---- ENTRIES PROVIDED
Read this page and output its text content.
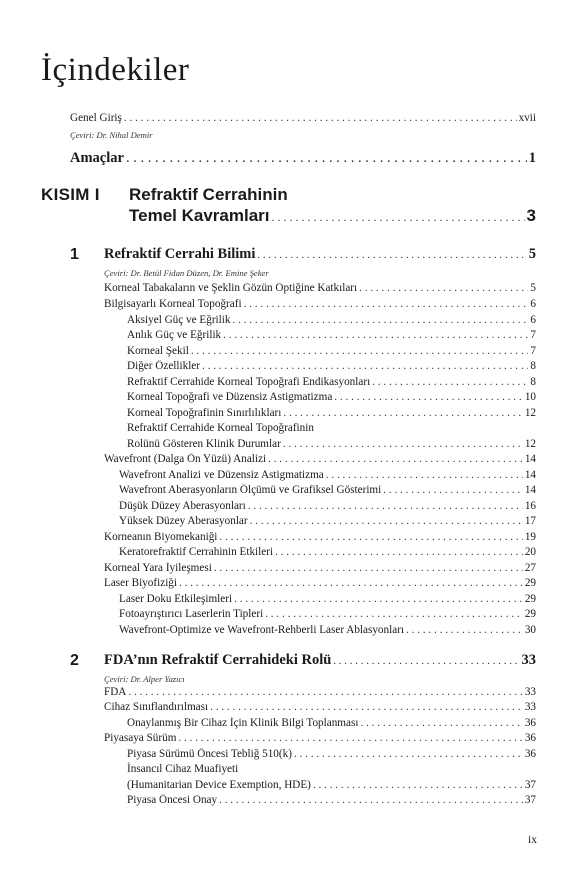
İçindekiler
Genel Giriş . . .	xvii
Çeviri: Dr. Nihal Demir
Amaçlar . . .	1
KISIM I Refraktif Cerrahinin
Temel Kavramları . . .	3
1 Refraktif Cerrahi Bilimi . . .	5
Çeviri: Dr. Betül Fidan Düzen, Dr. Emine Şeker
Korneal Tabakaların ve Şeklin Gözün Optiğine Katkıları . . .	5
Bilgisayarlı Korneal Topoğrafi . . .	6
Aksiyel Güç ve Eğrilik . . .	6
Anlık Güç ve Eğrilik . . .	7
Korneal Şekil . . .	7
Diğer Özellikler . . .	8
Refraktif Cerrahide Korneal Topoğrafi Endikasyonları . . .	8
Korneal Topoğrafi ve Düzensiz Astigmatizma . . .	10
Korneal Topoğrafinin Sınırlılıkları . . .	12
Refraktif Cerrahide Korneal Topoğrafinin
Rolünü Gösteren Klinik Durumlar . . .	12
Wavefront (Dalga Ön Yüzü) Analizi . . .	14
Wavefront Analizi ve Düzensiz Astigmatizma . . .	14
Wavefront Aberasyonların Ölçümü ve Grafiksel Gösterimi . . .	14
Düşük Düzey Aberasyonları . . .	16
Yüksek Düzey Aberasyonlar . . .	17
Korneanın Biyomekaniği . . .	19
Keratorefraktif Cerrahinin Etkileri . . .	20
Korneal Yara İyileşmesi . . .	27
Laser Biyofiziği . . .	29
Laser Doku Etkileşimleri . . .	29
Fotoayrıştırıcı Laserlerin Tipleri . . .	29
Wavefront-Optimize ve Wavefront-Rehberli Laser Ablasyonları . . .	30
2 FDA’nın Refraktif Cerrahideki Rolü . . .	33
Çeviri: Dr. Alper Yazıcı
FDA . . .	33
Cihaz Sınıflandırılması . . .	33
Onaylanmış Bir Cihaz İçin Klinik Bilgi Toplanması . . .	36
Piyasaya Sürüm . . .	36
Piyasa Sürümü Öncesi Tebliğ 510(k) . . .	36
İnsancıl Cihaz Muafiyeti
(Humanitarian Device Exemption, HDE) . . .	37
Piyasa Öncesi Onay . . .	37
ix
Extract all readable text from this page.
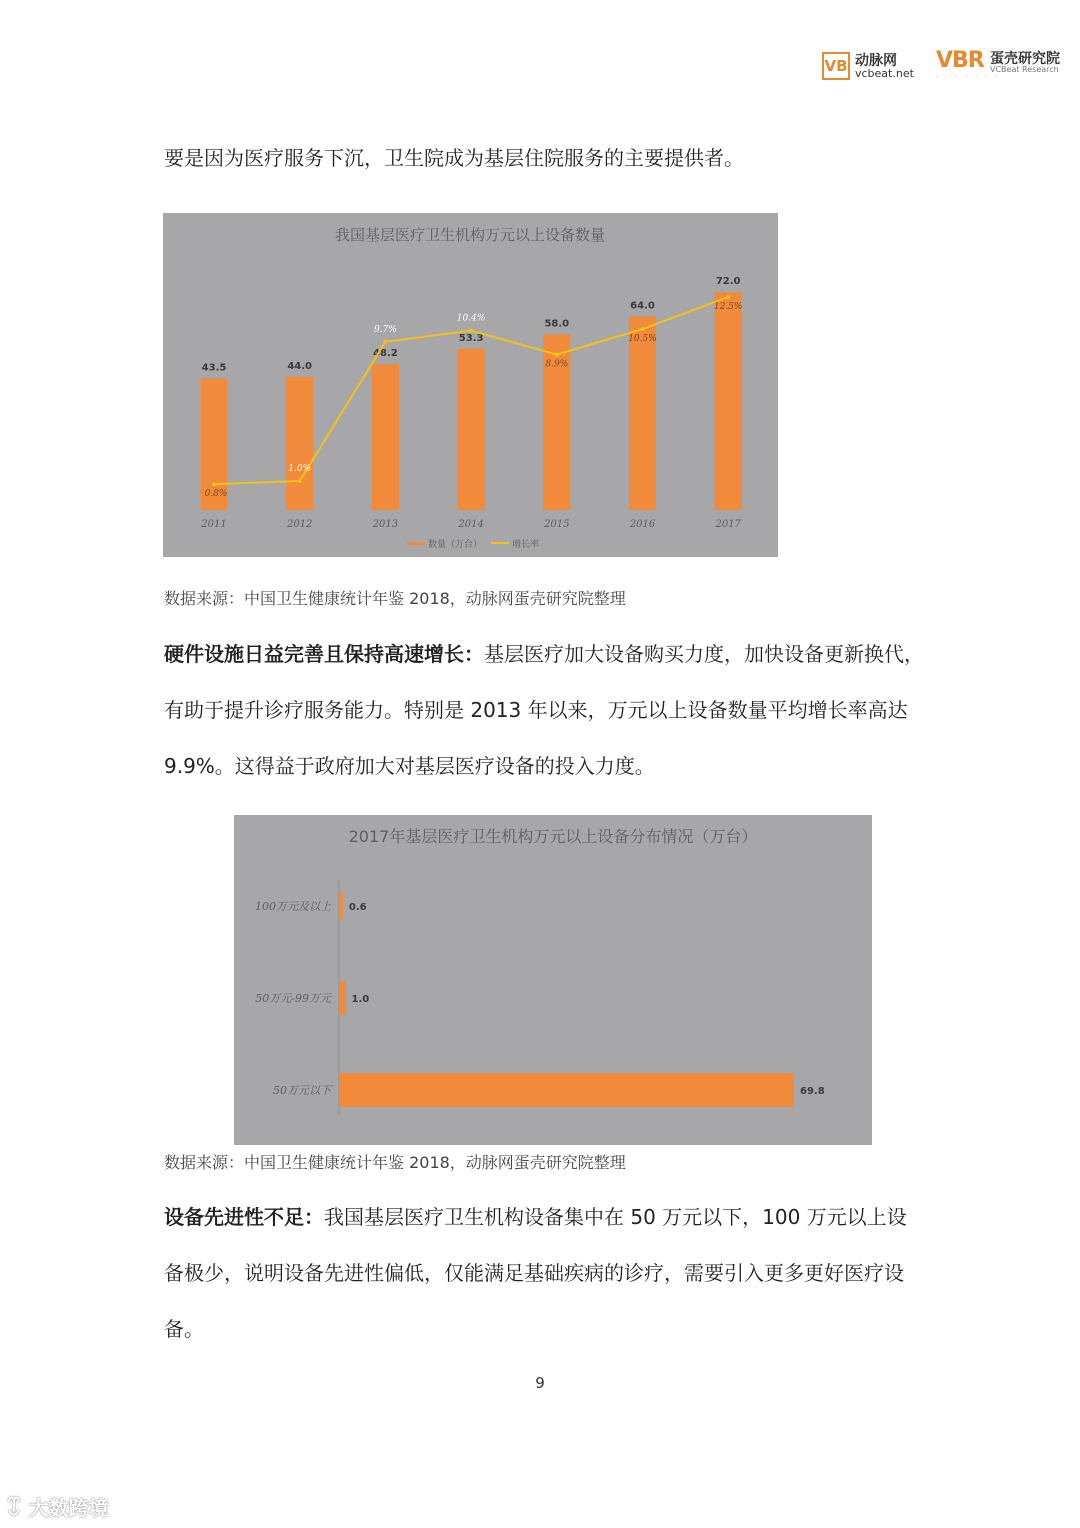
VB 动脉网
vcbeat.net
VBR 蛋壳研究院
VCBeat Research
· · · · · · ·
要是因为医疗服务下沉，卫生院成为基层住院服务的主要提供者。
我国基层医疗卫生机构万元以上设备数量
43.5	44.0
48.2
53.3
58.0
64.0
72.0
0.8%
1.0%
9.7%
10.4%
8.9%
10.5%
12.5%
2011	2012	2013	2014	2015	2016	2017
数量（万台）	增长率
数据来源：中国卫生健康统计年鉴 2018，动脉网蛋壳研究院整理
硬件设施日益完善且保持高速增长：基层医疗加大设备购买力度，加快设备更新换代，有助于提升诊疗服务能力。特别是 2013 年以来，万元以上设备数量平均增长率高达 9.9%。这得益于政府加大对基层医疗设备的投入力度。
2017年基层医疗卫生机构万元以上设备分布情况（万台）
100万元及以上 0.6
50万元-99万元 1.0
50万元以下	69.8
数据来源：中国卫生健康统计年鉴 2018，动脉网蛋壳研究院整理
设备先进性不足：我国基层医疗卫生机构设备集中在 50 万元以下，100 万元以上设备极少，说明设备先进性偏低，仅能满足基础疾病的诊疗，需要引入更多更好医疗设备。
9
ꀪ 大数跨境
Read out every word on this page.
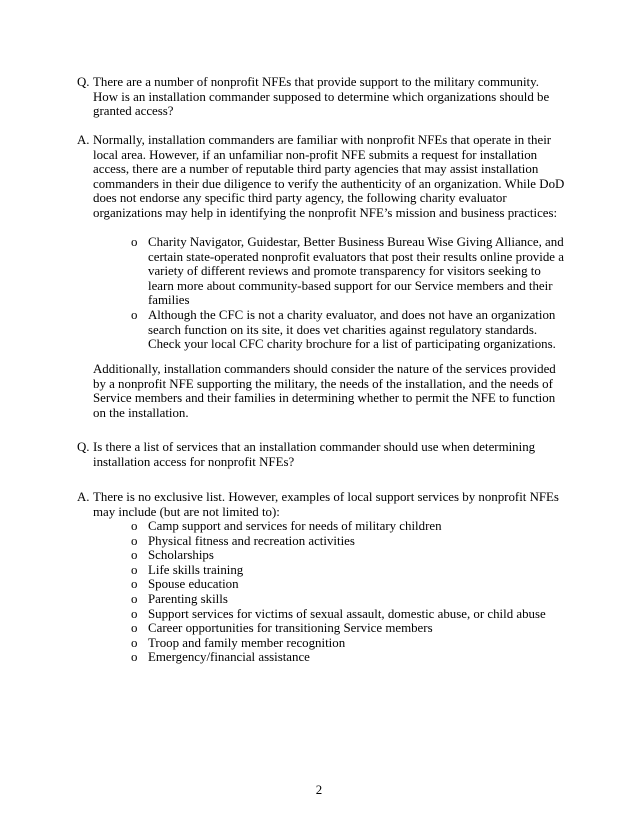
Q. There are a number of nonprofit NFEs that provide support to the military community. How is an installation commander supposed to determine which organizations should be granted access?
A. Normally, installation commanders are familiar with nonprofit NFEs that operate in their local area. However, if an unfamiliar non-profit NFE submits a request for installation access, there are a number of reputable third party agencies that may assist installation commanders in their due diligence to verify the authenticity of an organization. While DoD does not endorse any specific third party agency, the following charity evaluator organizations may help in identifying the nonprofit NFE’s mission and business practices:
o Charity Navigator, Guidestar, Better Business Bureau Wise Giving Alliance, and certain state-operated nonprofit evaluators that post their results online provide a variety of different reviews and promote transparency for visitors seeking to learn more about community-based support for our Service members and their families
o Although the CFC is not a charity evaluator, and does not have an organization search function on its site, it does vet charities against regulatory standards. Check your local CFC charity brochure for a list of participating organizations.
Additionally, installation commanders should consider the nature of the services provided by a nonprofit NFE supporting the military, the needs of the installation, and the needs of Service members and their families in determining whether to permit the NFE to function on the installation.
Q. Is there a list of services that an installation commander should use when determining installation access for nonprofit NFEs?
A. There is no exclusive list. However, examples of local support services by nonprofit NFEs may include (but are not limited to):
o Camp support and services for needs of military children
o Physical fitness and recreation activities
o Scholarships
o Life skills training
o Spouse education
o Parenting skills
o Support services for victims of sexual assault, domestic abuse, or child abuse
o Career opportunities for transitioning Service members
o Troop and family member recognition
o Emergency/financial assistance
2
--------
▶ **WHAT IS NEEDED**
Copy every record above exactly, leaving out any pictures.

▶ **THE SOLUTION**
Read this page and output its text content.
İçindekiler
Genel Giriş . . .	xvii
Çeviri: Dr. Nihal Demir
Amaçlar . . .	1
KISIM I Refraktif Cerrahinin
Temel Kavramları . . .	3
1 Refraktif Cerrahi Bilimi . . .	5
Çeviri: Dr. Betül Fidan Düzen, Dr. Emine Şeker
Korneal Tabakaların ve Şeklin Gözün Optiğine Katkıları . . .	5
Bilgisayarlı Korneal Topoğrafi . . .	6
Aksiyel Güç ve Eğrilik . . .	6
Anlık Güç ve Eğrilik . . .	7
Korneal Şekil . . .	7
Diğer Özellikler . . .	8
Refraktif Cerrahide Korneal Topoğrafi Endikasyonları . . .	8
Korneal Topoğrafi ve Düzensiz Astigmatizma . . .	10
Korneal Topoğrafinin Sınırlılıkları . . .	12
Refraktif Cerrahide Korneal Topoğrafinin
Rolünü Gösteren Klinik Durumlar . . .	12
Wavefront (Dalga Ön Yüzü) Analizi . . .	14
Wavefront Analizi ve Düzensiz Astigmatizma . . .	14
Wavefront Aberasyonların Ölçümü ve Grafiksel Gösterimi . . .	14
Düşük Düzey Aberasyonları . . .	16
Yüksek Düzey Aberasyonlar . . .	17
Korneanın Biyomekaniği . . .	19
Keratorefraktif Cerrahinin Etkileri . . .	20
Korneal Yara İyileşmesi . . .	27
Laser Biyofiziği . . .	29
Laser Doku Etkileşimleri . . .	29
Fotoayrıştırıcı Laserlerin Tipleri . . .	29
Wavefront-Optimize ve Wavefront-Rehberli Laser Ablasyonları . . .	30
2 FDA’nın Refraktif Cerrahideki Rolü . . .	33
Çeviri: Dr. Alper Yazıcı
FDA . . .	33
Cihaz Sınıflandırılması . . .	33
Onaylanmış Bir Cihaz İçin Klinik Bilgi Toplanması . . .	36
Piyasaya Sürüm . . .	36
Piyasa Sürümü Öncesi Tebliğ 510(k) . . .	36
İnsancıl Cihaz Muafiyeti
(Humanitarian Device Exemption, HDE) . . .	37
Piyasa Öncesi Onay . . .	37
ix
Extract all readable text from this page.
VB 动脉网
vcbeat.net
VBR 蛋壳研究院
VCBeat Research
· · · · · · ·
要是因为医疗服务下沉，卫生院成为基层住院服务的主要提供者。
我国基层医疗卫生机构万元以上设备数量
43.5	44.0
48.2
53.3
58.0
64.0
72.0
0.8%
1.0%
9.7%
10.4%
8.9%
10.5%
12.5%
2011	2012	2013	2014	2015	2016	2017
数量（万台）	增长率
数据来源：中国卫生健康统计年鉴 2018，动脉网蛋壳研究院整理
硬件设施日益完善且保持高速增长：基层医疗加大设备购买力度，加快设备更新换代，有助于提升诊疗服务能力。特别是 2013 年以来，万元以上设备数量平均增长率高达 9.9%。这得益于政府加大对基层医疗设备的投入力度。
2017年基层医疗卫生机构万元以上设备分布情况（万台）
100万元及以上 0.6
50万元-99万元 1.0
50万元以下	69.8
数据来源：中国卫生健康统计年鉴 2018，动脉网蛋壳研究院整理
设备先进性不足：我国基层医疗卫生机构设备集中在 50 万元以下，100 万元以上设备极少，说明设备先进性偏低，仅能满足基础疾病的诊疗，需要引入更多更好医疗设备。
9
ꀪ 大数跨境
Read out every word on this page.
Q. There are a number of nonprofit NFEs that provide support to the military community. How is an installation commander supposed to determine which organizations should be granted access?
A. Normally, installation commanders are familiar with nonprofit NFEs that operate in their local area. However, if an unfamiliar non-profit NFE submits a request for installation access, there are a number of reputable third party agencies that may assist installation commanders in their due diligence to verify the authenticity of an organization. While DoD does not endorse any specific third party agency, the following charity evaluator organizations may help in identifying the nonprofit NFE’s mission and business practices:
o Charity Navigator, Guidestar, Better Business Bureau Wise Giving Alliance, and certain state-operated nonprofit evaluators that post their results online provide a variety of different reviews and promote transparency for visitors seeking to learn more about community-based support for our Service members and their families
o Although the CFC is not a charity evaluator, and does not have an organization search function on its site, it does vet charities against regulatory standards. Check your local CFC charity brochure for a list of participating organizations.
Additionally, installation commanders should consider the nature of the services provided by a nonprofit NFE supporting the military, the needs of the installation, and the needs of Service members and their families in determining whether to permit the NFE to function on the installation.
Q. Is there a list of services that an installation commander should use when determining installation access for nonprofit NFEs?
A. There is no exclusive list. However, examples of local support services by nonprofit NFEs may include (but are not limited to):
o Camp support and services for needs of military children
o Physical fitness and recreation activities
o Scholarships
o Life skills training
o Spouse education
o Parenting skills
o Support services for victims of sexual assault, domestic abuse, or child abuse
o Career opportunities for transitioning Service members
o Troop and family member recognition
o Emergency/financial assistance
2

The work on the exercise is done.